§ **STATED EXERCISE**: Extract every entry word for word. Skip the pictures.

§ **DATA TO PROCESS**:
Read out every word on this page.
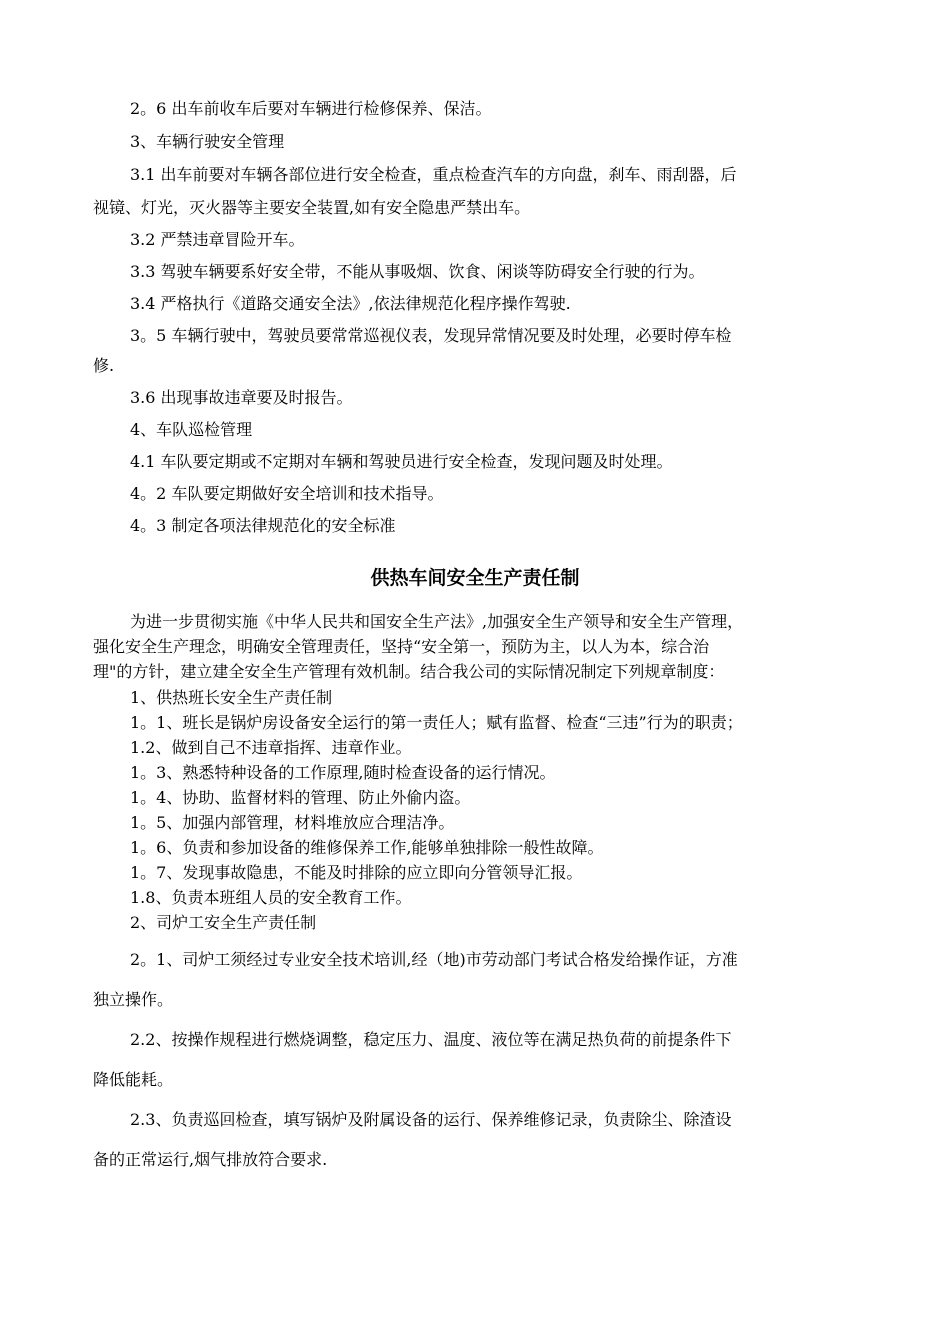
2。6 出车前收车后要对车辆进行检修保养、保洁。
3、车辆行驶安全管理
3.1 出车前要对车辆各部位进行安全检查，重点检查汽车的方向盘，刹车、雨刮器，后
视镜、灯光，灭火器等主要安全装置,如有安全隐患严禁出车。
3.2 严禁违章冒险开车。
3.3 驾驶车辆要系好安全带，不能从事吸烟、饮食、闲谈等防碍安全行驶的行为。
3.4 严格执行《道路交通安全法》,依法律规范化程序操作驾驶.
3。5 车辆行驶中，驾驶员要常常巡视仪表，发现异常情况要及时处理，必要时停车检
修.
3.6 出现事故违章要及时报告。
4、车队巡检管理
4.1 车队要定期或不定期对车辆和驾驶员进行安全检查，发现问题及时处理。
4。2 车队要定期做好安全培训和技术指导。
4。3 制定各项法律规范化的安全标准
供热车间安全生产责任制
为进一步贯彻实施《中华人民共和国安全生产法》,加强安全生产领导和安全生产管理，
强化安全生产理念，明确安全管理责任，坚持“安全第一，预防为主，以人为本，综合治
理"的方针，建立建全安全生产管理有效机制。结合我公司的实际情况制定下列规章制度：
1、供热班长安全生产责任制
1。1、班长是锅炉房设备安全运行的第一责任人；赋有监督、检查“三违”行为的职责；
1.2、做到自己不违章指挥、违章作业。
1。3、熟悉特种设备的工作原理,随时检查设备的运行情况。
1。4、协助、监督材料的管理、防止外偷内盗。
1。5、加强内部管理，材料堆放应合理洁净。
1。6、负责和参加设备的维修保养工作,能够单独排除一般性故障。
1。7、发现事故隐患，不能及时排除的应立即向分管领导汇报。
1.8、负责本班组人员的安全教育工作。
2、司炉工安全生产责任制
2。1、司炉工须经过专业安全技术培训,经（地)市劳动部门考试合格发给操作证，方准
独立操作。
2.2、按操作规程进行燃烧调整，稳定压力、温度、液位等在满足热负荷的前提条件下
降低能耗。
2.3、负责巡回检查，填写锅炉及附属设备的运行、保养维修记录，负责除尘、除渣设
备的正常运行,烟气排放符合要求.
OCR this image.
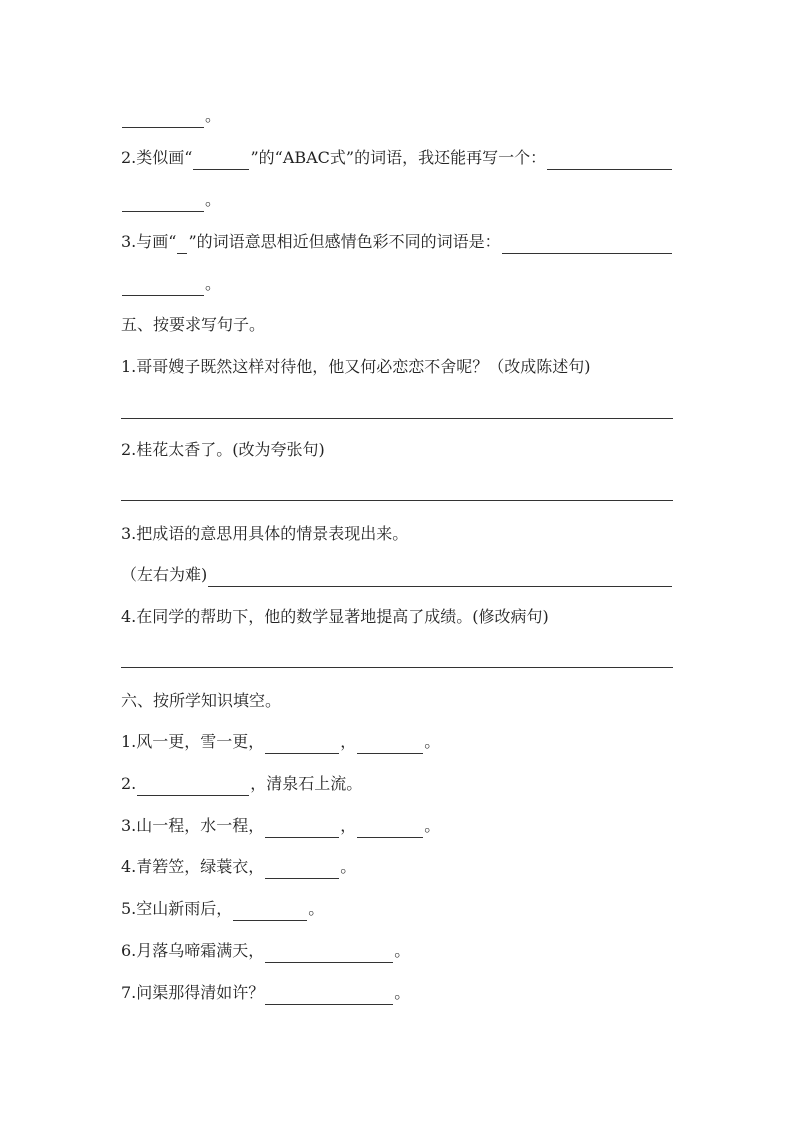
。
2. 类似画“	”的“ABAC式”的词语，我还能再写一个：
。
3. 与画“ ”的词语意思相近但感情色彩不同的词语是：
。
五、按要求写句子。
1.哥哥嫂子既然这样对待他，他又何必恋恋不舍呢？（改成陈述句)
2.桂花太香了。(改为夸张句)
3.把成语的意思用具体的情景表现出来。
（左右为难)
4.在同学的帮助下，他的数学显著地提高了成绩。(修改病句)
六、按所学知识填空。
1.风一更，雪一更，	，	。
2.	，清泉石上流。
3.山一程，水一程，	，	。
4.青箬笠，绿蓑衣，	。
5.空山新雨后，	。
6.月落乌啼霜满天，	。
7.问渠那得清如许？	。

§ **RESPONSE FOR THIS EXERCISE**:
Read out every word on this page.
2。6 出车前收车后要对车辆进行检修保养、保洁。
3、车辆行驶安全管理
3.1 出车前要对车辆各部位进行安全检查，重点检查汽车的方向盘，刹车、雨刮器，后
视镜、灯光，灭火器等主要安全装置,如有安全隐患严禁出车。
3.2 严禁违章冒险开车。
3.3 驾驶车辆要系好安全带，不能从事吸烟、饮食、闲谈等防碍安全行驶的行为。
3.4 严格执行《道路交通安全法》,依法律规范化程序操作驾驶.
3。5 车辆行驶中，驾驶员要常常巡视仪表，发现异常情况要及时处理，必要时停车检
修.
3.6 出现事故违章要及时报告。
4、车队巡检管理
4.1 车队要定期或不定期对车辆和驾驶员进行安全检查，发现问题及时处理。
4。2 车队要定期做好安全培训和技术指导。
4。3 制定各项法律规范化的安全标准
供热车间安全生产责任制
为进一步贯彻实施《中华人民共和国安全生产法》,加强安全生产领导和安全生产管理，
强化安全生产理念，明确安全管理责任，坚持“安全第一，预防为主，以人为本，综合治
理"的方针，建立建全安全生产管理有效机制。结合我公司的实际情况制定下列规章制度：
1、供热班长安全生产责任制
1。1、班长是锅炉房设备安全运行的第一责任人；赋有监督、检查“三违”行为的职责；
1.2、做到自己不违章指挥、违章作业。
1。3、熟悉特种设备的工作原理,随时检查设备的运行情况。
1。4、协助、监督材料的管理、防止外偷内盗。
1。5、加强内部管理，材料堆放应合理洁净。
1。6、负责和参加设备的维修保养工作,能够单独排除一般性故障。
1。7、发现事故隐患，不能及时排除的应立即向分管领导汇报。
1.8、负责本班组人员的安全教育工作。
2、司炉工安全生产责任制
2。1、司炉工须经过专业安全技术培训,经（地)市劳动部门考试合格发给操作证，方准
独立操作。
2.2、按操作规程进行燃烧调整，稳定压力、温度、液位等在满足热负荷的前提条件下
降低能耗。
2.3、负责巡回检查，填写锅炉及附属设备的运行、保养维修记录，负责除尘、除渣设
备的正常运行,烟气排放符合要求.
OCR this image.
。
2. 类似画“	”的“ABAC式”的词语，我还能再写一个：
。
3. 与画“ ”的词语意思相近但感情色彩不同的词语是：
。
五、按要求写句子。
1.哥哥嫂子既然这样对待他，他又何必恋恋不舍呢？（改成陈述句)
2.桂花太香了。(改为夸张句)
3.把成语的意思用具体的情景表现出来。
（左右为难)
4.在同学的帮助下，他的数学显著地提高了成绩。(修改病句)
六、按所学知识填空。
1.风一更，雪一更，	，	。
2.	，清泉石上流。
3.山一程，水一程，	，	。
4.青箬笠，绿蓑衣，	。
5.空山新雨后，	。
6.月落乌啼霜满天，	。
7.问渠那得清如许？	。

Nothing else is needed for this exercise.